_Given request_
Where a line of the listing below includes the word "JSON", reproduce that line.

BEGIN Material provided

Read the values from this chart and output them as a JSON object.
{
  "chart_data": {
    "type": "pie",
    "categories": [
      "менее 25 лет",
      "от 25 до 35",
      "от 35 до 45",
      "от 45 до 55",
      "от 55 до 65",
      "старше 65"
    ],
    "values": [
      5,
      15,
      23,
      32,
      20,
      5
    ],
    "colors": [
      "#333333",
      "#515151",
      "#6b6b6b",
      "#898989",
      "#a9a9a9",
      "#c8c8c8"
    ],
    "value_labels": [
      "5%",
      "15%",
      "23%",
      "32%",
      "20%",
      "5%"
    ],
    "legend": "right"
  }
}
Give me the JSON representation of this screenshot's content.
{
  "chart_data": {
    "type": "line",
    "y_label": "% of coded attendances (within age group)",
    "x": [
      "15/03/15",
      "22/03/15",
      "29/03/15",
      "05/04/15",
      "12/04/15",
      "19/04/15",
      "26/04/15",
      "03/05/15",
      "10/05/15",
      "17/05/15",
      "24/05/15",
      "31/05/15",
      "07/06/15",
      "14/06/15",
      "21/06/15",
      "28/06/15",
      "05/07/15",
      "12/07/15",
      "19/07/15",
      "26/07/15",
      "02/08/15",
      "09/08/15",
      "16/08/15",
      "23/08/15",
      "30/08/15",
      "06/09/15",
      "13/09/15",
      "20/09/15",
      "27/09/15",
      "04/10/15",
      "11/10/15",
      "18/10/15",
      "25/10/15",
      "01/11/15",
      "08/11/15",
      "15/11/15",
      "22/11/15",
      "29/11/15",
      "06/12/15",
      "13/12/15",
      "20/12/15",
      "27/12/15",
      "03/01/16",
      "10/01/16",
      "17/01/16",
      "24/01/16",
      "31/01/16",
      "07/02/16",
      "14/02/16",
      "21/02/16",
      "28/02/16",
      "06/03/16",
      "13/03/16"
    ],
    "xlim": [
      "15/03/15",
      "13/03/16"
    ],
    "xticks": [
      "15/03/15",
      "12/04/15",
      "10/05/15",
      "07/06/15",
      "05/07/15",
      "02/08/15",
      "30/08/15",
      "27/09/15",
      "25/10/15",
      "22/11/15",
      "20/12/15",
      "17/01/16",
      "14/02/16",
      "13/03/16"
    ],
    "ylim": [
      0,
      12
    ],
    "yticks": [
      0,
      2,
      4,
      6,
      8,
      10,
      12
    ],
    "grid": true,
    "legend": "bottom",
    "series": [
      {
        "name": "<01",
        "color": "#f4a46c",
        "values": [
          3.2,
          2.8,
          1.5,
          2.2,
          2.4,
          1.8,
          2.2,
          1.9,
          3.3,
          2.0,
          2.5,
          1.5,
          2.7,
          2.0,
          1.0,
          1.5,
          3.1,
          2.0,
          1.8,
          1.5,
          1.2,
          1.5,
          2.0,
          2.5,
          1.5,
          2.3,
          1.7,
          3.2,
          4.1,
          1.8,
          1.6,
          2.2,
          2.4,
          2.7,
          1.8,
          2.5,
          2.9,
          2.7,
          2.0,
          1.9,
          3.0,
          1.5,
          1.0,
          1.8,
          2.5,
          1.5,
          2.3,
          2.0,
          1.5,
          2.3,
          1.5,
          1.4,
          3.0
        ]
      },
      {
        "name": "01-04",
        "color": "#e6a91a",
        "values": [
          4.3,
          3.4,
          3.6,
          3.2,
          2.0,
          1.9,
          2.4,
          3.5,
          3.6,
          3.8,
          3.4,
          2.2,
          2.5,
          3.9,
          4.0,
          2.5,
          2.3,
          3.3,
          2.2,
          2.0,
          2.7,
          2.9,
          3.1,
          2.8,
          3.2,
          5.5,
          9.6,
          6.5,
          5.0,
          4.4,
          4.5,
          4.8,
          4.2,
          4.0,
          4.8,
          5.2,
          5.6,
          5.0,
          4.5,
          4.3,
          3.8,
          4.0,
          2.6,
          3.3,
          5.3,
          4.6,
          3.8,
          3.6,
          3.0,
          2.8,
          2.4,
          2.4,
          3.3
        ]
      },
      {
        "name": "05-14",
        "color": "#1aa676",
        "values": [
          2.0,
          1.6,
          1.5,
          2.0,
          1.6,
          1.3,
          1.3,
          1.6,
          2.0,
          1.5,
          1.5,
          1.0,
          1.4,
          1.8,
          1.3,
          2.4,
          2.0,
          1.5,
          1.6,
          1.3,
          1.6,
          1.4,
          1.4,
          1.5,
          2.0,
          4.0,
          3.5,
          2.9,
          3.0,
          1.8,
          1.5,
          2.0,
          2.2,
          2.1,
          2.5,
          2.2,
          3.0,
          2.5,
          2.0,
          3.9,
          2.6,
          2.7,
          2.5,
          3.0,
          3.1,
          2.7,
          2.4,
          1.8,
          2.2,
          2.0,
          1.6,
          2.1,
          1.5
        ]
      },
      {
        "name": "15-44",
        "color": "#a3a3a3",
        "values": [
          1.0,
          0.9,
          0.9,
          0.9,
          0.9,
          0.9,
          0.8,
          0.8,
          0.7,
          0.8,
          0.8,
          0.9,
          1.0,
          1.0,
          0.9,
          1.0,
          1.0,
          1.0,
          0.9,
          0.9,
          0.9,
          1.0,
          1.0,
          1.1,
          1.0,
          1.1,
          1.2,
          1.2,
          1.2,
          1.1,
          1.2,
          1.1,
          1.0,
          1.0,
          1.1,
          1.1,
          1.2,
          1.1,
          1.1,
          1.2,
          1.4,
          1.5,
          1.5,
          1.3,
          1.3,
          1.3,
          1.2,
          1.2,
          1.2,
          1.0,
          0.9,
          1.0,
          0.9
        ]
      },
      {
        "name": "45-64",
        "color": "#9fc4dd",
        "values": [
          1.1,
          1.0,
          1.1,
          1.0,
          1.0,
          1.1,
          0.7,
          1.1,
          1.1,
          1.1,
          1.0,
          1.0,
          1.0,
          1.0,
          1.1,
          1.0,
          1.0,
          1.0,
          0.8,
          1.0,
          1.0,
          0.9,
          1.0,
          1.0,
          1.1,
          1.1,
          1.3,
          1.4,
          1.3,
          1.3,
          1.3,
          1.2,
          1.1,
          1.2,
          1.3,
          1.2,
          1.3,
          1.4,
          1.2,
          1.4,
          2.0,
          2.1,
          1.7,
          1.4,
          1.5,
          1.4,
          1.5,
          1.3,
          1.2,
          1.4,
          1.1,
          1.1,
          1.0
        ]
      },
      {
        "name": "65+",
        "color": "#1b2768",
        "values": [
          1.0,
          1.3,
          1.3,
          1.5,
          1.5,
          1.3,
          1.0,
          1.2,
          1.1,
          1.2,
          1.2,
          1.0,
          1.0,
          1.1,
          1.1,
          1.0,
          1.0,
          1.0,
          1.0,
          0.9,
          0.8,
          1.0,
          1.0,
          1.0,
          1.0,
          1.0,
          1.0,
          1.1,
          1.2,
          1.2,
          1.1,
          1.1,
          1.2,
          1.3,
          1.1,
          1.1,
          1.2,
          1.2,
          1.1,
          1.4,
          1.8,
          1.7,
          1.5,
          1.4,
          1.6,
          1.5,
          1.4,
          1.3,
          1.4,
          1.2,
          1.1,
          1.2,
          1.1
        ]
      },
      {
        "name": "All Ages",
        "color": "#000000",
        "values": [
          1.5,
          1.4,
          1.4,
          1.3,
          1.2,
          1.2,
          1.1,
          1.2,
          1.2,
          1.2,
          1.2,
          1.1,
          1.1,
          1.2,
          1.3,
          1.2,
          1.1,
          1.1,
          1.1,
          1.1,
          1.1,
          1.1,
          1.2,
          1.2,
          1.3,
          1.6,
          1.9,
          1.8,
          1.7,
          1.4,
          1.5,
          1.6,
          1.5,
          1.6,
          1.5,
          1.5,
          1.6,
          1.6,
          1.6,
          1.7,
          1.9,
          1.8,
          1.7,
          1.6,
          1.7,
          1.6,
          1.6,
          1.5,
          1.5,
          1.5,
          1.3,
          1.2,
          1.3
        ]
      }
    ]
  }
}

END Material provided

_The completed task_
Read the values from this chart and output them as a JSON object.
Give me the JSON representation of this screenshot's content.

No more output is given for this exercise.